'''
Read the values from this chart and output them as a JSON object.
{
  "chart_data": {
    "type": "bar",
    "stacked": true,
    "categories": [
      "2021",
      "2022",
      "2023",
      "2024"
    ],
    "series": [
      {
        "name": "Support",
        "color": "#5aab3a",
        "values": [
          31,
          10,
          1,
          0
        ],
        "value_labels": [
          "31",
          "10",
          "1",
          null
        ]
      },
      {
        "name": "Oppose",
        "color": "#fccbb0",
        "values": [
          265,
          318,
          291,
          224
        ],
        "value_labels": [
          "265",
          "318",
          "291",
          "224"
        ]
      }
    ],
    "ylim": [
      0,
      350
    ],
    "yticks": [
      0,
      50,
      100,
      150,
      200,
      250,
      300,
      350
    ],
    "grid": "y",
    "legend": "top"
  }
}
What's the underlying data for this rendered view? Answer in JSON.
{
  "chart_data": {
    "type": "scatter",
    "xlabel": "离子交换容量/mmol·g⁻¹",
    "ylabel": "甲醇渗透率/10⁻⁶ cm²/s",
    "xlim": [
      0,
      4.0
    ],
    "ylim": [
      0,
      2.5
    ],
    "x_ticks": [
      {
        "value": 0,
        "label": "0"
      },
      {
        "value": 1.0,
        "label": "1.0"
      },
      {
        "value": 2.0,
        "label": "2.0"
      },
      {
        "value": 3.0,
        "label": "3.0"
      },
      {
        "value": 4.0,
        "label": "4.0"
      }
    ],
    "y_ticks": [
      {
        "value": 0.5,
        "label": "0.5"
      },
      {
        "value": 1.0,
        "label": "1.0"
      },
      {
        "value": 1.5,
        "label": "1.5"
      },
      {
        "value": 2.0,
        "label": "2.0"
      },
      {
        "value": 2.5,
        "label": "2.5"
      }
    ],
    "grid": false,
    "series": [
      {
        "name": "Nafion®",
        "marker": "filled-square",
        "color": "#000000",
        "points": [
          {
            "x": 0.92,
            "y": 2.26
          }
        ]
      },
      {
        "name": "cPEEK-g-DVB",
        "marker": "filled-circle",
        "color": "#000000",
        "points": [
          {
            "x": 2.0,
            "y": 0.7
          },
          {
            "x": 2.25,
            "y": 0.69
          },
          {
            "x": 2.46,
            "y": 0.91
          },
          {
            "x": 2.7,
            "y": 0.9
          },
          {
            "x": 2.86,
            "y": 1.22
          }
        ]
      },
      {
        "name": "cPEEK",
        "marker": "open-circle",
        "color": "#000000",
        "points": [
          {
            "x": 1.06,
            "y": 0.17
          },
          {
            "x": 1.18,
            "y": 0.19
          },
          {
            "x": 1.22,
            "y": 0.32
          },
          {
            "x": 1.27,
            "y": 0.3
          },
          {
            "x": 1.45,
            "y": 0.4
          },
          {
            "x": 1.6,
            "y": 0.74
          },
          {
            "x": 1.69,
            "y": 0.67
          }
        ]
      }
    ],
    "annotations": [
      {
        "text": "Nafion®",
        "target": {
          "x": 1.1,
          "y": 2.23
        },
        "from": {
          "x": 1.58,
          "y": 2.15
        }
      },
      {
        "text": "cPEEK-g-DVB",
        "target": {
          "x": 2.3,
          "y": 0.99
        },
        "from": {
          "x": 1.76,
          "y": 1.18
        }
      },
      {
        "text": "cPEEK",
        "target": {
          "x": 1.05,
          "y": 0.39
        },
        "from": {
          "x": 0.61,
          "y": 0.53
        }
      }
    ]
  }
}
'''
**What to work on:**
Repeat the preceding lines exactly, please, every one of them.

**Full solution:**
Read the values from this chart and output them as a JSON object.
{
  "chart_data": {
    "type": "bar",
    "stacked": true,
    "categories": [
      "2021",
      "2022",
      "2023",
      "2024"
    ],
    "series": [
      {
        "name": "Support",
        "color": "#5aab3a",
        "values": [
          31,
          10,
          1,
          0
        ],
        "value_labels": [
          "31",
          "10",
          "1",
          null
        ]
      },
      {
        "name": "Oppose",
        "color": "#fccbb0",
        "values": [
          265,
          318,
          291,
          224
        ],
        "value_labels": [
          "265",
          "318",
          "291",
          "224"
        ]
      }
    ],
    "ylim": [
      0,
      350
    ],
    "yticks": [
      0,
      50,
      100,
      150,
      200,
      250,
      300,
      350
    ],
    "grid": "y",
    "legend": "top"
  }
}
What's the underlying data for this rendered view? Answer in JSON.
{
  "chart_data": {
    "type": "scatter",
    "xlabel": "离子交换容量/mmol·g⁻¹",
    "ylabel": "甲醇渗透率/10⁻⁶ cm²/s",
    "xlim": [
      0,
      4.0
    ],
    "ylim": [
      0,
      2.5
    ],
    "x_ticks": [
      {
        "value": 0,
        "label": "0"
      },
      {
        "value": 1.0,
        "label": "1.0"
      },
      {
        "value": 2.0,
        "label": "2.0"
      },
      {
        "value": 3.0,
        "label": "3.0"
      },
      {
        "value": 4.0,
        "label": "4.0"
      }
    ],
    "y_ticks": [
      {
        "value": 0.5,
        "label": "0.5"
      },
      {
        "value": 1.0,
        "label": "1.0"
      },
      {
        "value": 1.5,
        "label": "1.5"
      },
      {
        "value": 2.0,
        "label": "2.0"
      },
      {
        "value": 2.5,
        "label": "2.5"
      }
    ],
    "grid": false,
    "series": [
      {
        "name": "Nafion®",
        "marker": "filled-square",
        "color": "#000000",
        "points": [
          {
            "x": 0.92,
            "y": 2.26
          }
        ]
      },
      {
        "name": "cPEEK-g-DVB",
        "marker": "filled-circle",
        "color": "#000000",
        "points": [
          {
            "x": 2.0,
            "y": 0.7
          },
          {
            "x": 2.25,
            "y": 0.69
          },
          {
            "x": 2.46,
            "y": 0.91
          },
          {
            "x": 2.7,
            "y": 0.9
          },
          {
            "x": 2.86,
            "y": 1.22
          }
        ]
      },
      {
        "name": "cPEEK",
        "marker": "open-circle",
        "color": "#000000",
        "points": [
          {
            "x": 1.06,
            "y": 0.17
          },
          {
            "x": 1.18,
            "y": 0.19
          },
          {
            "x": 1.22,
            "y": 0.32
          },
          {
            "x": 1.27,
            "y": 0.3
          },
          {
            "x": 1.45,
            "y": 0.4
          },
          {
            "x": 1.6,
            "y": 0.74
          },
          {
            "x": 1.69,
            "y": 0.67
          }
        ]
      }
    ],
    "annotations": [
      {
        "text": "Nafion®",
        "target": {
          "x": 1.1,
          "y": 2.23
        },
        "from": {
          "x": 1.58,
          "y": 2.15
        }
      },
      {
        "text": "cPEEK-g-DVB",
        "target": {
          "x": 2.3,
          "y": 0.99
        },
        "from": {
          "x": 1.76,
          "y": 1.18
        }
      },
      {
        "text": "cPEEK",
        "target": {
          "x": 1.05,
          "y": 0.39
        },
        "from": {
          "x": 0.61,
          "y": 0.53
        }
      }
    ]
  }
}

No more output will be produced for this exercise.